* Testo fornito:
Contro la stangata sconti del Comune

Per alleggerire la scure che si sta per abbattere sui milanesi - tradotto: la Finanziaria varata dal governo Prodi - il Comune taglia i prezzi nei mercati. Fino al 21 ottobre si potrà fare la spesa risparmiando circa il 30 per cento su 65 beni di prima necessità. Non si tratta di prodotti sottocosto, ci tiene a precisare l’assessore al Commercio Tiziana Maiolo, «coniughiamo qualità e convenienza. Un’iniziativa che vuole venire incontro soprattutto agli anziani e alle famiglie più numerose». Ma il Comune sta mettendo a punto, anticipa, «anche menù a prezzi speciali nei bar e ristoranti». Ma la scure della manovra s’abbatte anche sulla Regione: molti servizi sono minacciati dai tagli che ammontano a cento milioni di euro, «gli effetti su imprese e cittadini saranno notevoli» fa sapere il presidente lombardo Roberto Formigoni. Salasso in vista pure per gli investimenti già autorizzati per il 2007: altri centonove milioni in meno del previsto. Tempi duri, quindi, per i cittadini di questa «manovra che non si può definire di sviluppo» chiosa Formigoni. Difficile dargli contro, come annota l’assessore alle Attività produttive Massimo Corsaro «con una mano danno e con l’altra tolgono» ovvero «ci hanno preso per il “cuneo”».

* Record del dataset:
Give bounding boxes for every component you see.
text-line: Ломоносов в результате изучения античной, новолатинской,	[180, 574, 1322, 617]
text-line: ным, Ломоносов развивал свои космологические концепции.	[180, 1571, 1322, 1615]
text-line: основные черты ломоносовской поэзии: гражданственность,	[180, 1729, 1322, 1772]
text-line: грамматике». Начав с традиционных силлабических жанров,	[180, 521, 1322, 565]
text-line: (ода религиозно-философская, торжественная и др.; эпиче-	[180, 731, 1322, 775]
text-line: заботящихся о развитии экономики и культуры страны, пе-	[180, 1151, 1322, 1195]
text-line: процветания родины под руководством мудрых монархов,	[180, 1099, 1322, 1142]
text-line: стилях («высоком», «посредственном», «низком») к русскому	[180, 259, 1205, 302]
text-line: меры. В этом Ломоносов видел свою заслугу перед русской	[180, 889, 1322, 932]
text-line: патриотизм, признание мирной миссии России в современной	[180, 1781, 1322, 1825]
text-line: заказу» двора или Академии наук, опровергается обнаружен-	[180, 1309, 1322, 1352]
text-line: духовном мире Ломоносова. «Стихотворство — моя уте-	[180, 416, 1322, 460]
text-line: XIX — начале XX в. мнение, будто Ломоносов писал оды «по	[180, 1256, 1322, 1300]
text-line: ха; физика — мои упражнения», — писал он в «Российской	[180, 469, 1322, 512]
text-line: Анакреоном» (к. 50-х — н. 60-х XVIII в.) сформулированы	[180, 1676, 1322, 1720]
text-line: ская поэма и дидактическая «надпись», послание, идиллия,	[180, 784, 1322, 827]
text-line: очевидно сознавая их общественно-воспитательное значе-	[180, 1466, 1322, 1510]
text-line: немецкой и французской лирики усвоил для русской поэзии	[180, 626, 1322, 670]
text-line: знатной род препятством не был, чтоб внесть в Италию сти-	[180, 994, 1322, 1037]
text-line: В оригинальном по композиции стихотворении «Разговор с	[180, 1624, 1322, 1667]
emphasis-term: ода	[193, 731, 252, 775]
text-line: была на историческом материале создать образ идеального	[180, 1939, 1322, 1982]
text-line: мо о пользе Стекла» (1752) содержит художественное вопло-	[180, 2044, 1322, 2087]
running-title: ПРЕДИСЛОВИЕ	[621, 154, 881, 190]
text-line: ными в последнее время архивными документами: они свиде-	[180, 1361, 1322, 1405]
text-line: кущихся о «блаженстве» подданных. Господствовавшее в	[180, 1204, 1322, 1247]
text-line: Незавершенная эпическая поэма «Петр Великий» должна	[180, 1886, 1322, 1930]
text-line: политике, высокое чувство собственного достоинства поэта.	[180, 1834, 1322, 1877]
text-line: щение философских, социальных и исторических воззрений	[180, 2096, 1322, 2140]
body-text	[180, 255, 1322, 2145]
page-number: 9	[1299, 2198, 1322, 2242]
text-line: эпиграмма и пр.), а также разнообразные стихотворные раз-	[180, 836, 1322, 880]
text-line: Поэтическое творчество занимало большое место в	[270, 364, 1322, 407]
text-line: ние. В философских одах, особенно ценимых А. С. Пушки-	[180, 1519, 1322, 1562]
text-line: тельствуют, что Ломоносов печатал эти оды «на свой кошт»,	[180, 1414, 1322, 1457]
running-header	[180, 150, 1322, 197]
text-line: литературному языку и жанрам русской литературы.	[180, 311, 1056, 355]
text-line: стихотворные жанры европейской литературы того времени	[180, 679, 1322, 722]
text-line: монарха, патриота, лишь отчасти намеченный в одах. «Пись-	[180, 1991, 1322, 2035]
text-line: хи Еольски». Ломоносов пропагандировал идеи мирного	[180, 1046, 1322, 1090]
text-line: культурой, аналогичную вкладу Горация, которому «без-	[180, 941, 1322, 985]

* Obiettivo del compito: In base al testo fornito, spiega in una o due frasi perché il Comune taglia i prezzi nei mercati.

* Esito del compito: Il Comune taglia i prezzi per alleggerire la scure che si sta per abbattere sui milanesi, cioè la Finanziaria varata dal governo Prodi. L'iniziativa vuole venire incontro soprattutto agli anziani e alle famiglie più numerose.